(What you have to do):
Write out the listing in full, matching it word for word.

(Stored records):
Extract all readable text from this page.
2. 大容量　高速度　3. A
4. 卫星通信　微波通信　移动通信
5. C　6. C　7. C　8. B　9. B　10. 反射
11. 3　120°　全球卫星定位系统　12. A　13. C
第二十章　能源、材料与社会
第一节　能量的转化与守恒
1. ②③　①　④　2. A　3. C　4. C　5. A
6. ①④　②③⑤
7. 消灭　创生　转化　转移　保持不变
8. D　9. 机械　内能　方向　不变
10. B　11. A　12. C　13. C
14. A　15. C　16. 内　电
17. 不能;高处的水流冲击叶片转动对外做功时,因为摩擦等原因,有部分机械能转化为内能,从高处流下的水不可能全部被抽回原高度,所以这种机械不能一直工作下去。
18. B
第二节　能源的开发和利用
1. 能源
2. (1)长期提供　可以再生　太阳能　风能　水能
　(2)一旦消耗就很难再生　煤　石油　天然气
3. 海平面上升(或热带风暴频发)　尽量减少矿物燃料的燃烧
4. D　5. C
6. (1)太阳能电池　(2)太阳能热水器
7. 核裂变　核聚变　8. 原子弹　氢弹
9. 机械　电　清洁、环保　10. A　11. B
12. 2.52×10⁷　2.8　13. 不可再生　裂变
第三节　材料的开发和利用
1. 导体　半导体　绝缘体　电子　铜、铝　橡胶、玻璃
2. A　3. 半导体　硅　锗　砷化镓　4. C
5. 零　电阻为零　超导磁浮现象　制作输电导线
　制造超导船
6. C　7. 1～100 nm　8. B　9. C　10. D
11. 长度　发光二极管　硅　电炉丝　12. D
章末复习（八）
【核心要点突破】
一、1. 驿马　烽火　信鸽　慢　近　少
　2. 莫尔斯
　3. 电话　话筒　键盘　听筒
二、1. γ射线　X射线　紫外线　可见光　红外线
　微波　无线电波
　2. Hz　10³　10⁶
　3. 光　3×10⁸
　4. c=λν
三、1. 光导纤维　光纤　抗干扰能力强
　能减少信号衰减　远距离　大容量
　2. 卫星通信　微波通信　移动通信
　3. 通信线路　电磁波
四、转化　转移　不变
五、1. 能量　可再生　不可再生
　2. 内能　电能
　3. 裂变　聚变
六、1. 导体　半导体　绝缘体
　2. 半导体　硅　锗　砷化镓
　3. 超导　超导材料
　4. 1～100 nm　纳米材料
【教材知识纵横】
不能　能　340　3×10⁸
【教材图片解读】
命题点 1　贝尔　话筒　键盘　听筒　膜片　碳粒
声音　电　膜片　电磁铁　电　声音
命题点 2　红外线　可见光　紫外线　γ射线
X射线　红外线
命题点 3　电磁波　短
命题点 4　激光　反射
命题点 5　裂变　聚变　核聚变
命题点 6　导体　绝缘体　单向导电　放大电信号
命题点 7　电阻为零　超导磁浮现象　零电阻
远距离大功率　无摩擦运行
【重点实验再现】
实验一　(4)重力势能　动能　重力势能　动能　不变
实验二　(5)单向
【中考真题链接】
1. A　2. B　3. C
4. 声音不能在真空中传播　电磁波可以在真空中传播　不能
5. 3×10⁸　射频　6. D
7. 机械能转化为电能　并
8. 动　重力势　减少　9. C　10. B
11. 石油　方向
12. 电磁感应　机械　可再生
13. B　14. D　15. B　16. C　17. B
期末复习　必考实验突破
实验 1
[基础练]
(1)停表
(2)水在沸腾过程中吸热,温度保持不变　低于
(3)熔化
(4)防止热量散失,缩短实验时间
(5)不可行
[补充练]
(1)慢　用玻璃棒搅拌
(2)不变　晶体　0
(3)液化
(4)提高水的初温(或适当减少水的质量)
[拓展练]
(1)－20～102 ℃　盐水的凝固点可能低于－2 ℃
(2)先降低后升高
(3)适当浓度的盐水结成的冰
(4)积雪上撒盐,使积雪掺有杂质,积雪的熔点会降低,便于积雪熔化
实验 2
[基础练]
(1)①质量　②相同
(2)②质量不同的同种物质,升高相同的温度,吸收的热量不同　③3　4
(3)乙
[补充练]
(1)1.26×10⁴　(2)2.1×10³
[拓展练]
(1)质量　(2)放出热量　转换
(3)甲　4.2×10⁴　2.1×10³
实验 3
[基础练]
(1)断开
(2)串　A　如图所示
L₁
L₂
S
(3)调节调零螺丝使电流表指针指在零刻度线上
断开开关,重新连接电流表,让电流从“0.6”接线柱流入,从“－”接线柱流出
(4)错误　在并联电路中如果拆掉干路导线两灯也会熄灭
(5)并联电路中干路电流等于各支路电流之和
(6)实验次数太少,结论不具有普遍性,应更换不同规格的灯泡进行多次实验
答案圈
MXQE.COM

(Answer for this exercise):
Extract all readable text from this page.
2. 大容量　高速度　3. A
4. 卫星通信　微波通信　移动通信
5. C　6. C　7. C　8. B　9. B　10. 反射
11. 3　120°　全球卫星定位系统　12. A　13. C
第二十章　能源、材料与社会
第一节　能量的转化与守恒
1. ②③　①　④　2. A　3. C　4. C　5. A
6. ①④　②③⑤
7. 消灭　创生　转化　转移　保持不变
8. D　9. 机械　内能　方向　不变
10. B　11. A　12. C　13. C
14. A　15. C　16. 内　电
17. 不能;高处的水流冲击叶片转动对外做功时,因为摩擦等原因,有部分机械能转化为内能,从高处流下的水不可能全部被抽回原高度,所以这种机械不能一直工作下去。
18. B
第二节　能源的开发和利用
1. 能源
2. (1)长期提供　可以再生　太阳能　风能　水能
　(2)一旦消耗就很难再生　煤　石油　天然气
3. 海平面上升(或热带风暴频发)　尽量减少矿物燃料的燃烧
4. D　5. C
6. (1)太阳能电池　(2)太阳能热水器
7. 核裂变　核聚变　8. 原子弹　氢弹
9. 机械　电　清洁、环保　10. A　11. B
12. 2.52×10⁷　2.8　13. 不可再生　裂变
第三节　材料的开发和利用
1. 导体　半导体　绝缘体　电子　铜、铝　橡胶、玻璃
2. A　3. 半导体　硅　锗　砷化镓　4. C
5. 零　电阻为零　超导磁浮现象　制作输电导线
　制造超导船
6. C　7. 1～100 nm　8. B　9. C　10. D
11. 长度　发光二极管　硅　电炉丝　12. D
章末复习（八）
【核心要点突破】
一、1. 驿马　烽火　信鸽　慢　近　少
　2. 莫尔斯
　3. 电话　话筒　键盘　听筒
二、1. γ射线　X射线　紫外线　可见光　红外线
　微波　无线电波
　2. Hz　10³　10⁶
　3. 光　3×10⁸
　4. c=λν
三、1. 光导纤维　光纤　抗干扰能力强
　能减少信号衰减　远距离　大容量
　2. 卫星通信　微波通信　移动通信
　3. 通信线路　电磁波
四、转化　转移　不变
五、1. 能量　可再生　不可再生
　2. 内能　电能
　3. 裂变　聚变
六、1. 导体　半导体　绝缘体
　2. 半导体　硅　锗　砷化镓
　3. 超导　超导材料
　4. 1～100 nm　纳米材料
【教材知识纵横】
不能　能　340　3×10⁸
【教材图片解读】
命题点 1　贝尔　话筒　键盘　听筒　膜片　碳粒
声音　电　膜片　电磁铁　电　声音
命题点 2　红外线　可见光　紫外线　γ射线
X射线　红外线
命题点 3　电磁波　短
命题点 4　激光　反射
命题点 5　裂变　聚变　核聚变
命题点 6　导体　绝缘体　单向导电　放大电信号
命题点 7　电阻为零　超导磁浮现象　零电阻
远距离大功率　无摩擦运行
【重点实验再现】
实验一　(4)重力势能　动能　重力势能　动能　不变
实验二　(5)单向
【中考真题链接】
1. A　2. B　3. C
4. 声音不能在真空中传播　电磁波可以在真空中传播　不能
5. 3×10⁸　射频　6. D
7. 机械能转化为电能　并
8. 动　重力势　减少　9. C　10. B
11. 石油　方向
12. 电磁感应　机械　可再生
13. B　14. D　15. B　16. C　17. B
期末复习　必考实验突破
实验 1
[基础练]
(1)停表
(2)水在沸腾过程中吸热,温度保持不变　低于
(3)熔化
(4)防止热量散失,缩短实验时间
(5)不可行
[补充练]
(1)慢　用玻璃棒搅拌
(2)不变　晶体　0
(3)液化
(4)提高水的初温(或适当减少水的质量)
[拓展练]
(1)－20～102 ℃　盐水的凝固点可能低于－2 ℃
(2)先降低后升高
(3)适当浓度的盐水结成的冰
(4)积雪上撒盐,使积雪掺有杂质,积雪的熔点会降低,便于积雪熔化
实验 2
[基础练]
(1)①质量　②相同
(2)②质量不同的同种物质,升高相同的温度,吸收的热量不同　③3　4
(3)乙
[补充练]
(1)1.26×10⁴　(2)2.1×10³
[拓展练]
(1)质量　(2)放出热量　转换
(3)甲　4.2×10⁴　2.1×10³
实验 3
[基础练]
(1)断开
(2)串　A　如图所示
L₁
L₂
S
(3)调节调零螺丝使电流表指针指在零刻度线上
断开开关,重新连接电流表,让电流从“0.6”接线柱流入,从“－”接线柱流出
(4)错误　在并联电路中如果拆掉干路导线两灯也会熄灭
(5)并联电路中干路电流等于各支路电流之和
(6)实验次数太少,结论不具有普遍性,应更换不同规格的灯泡进行多次实验
答案圈
MXQE.COM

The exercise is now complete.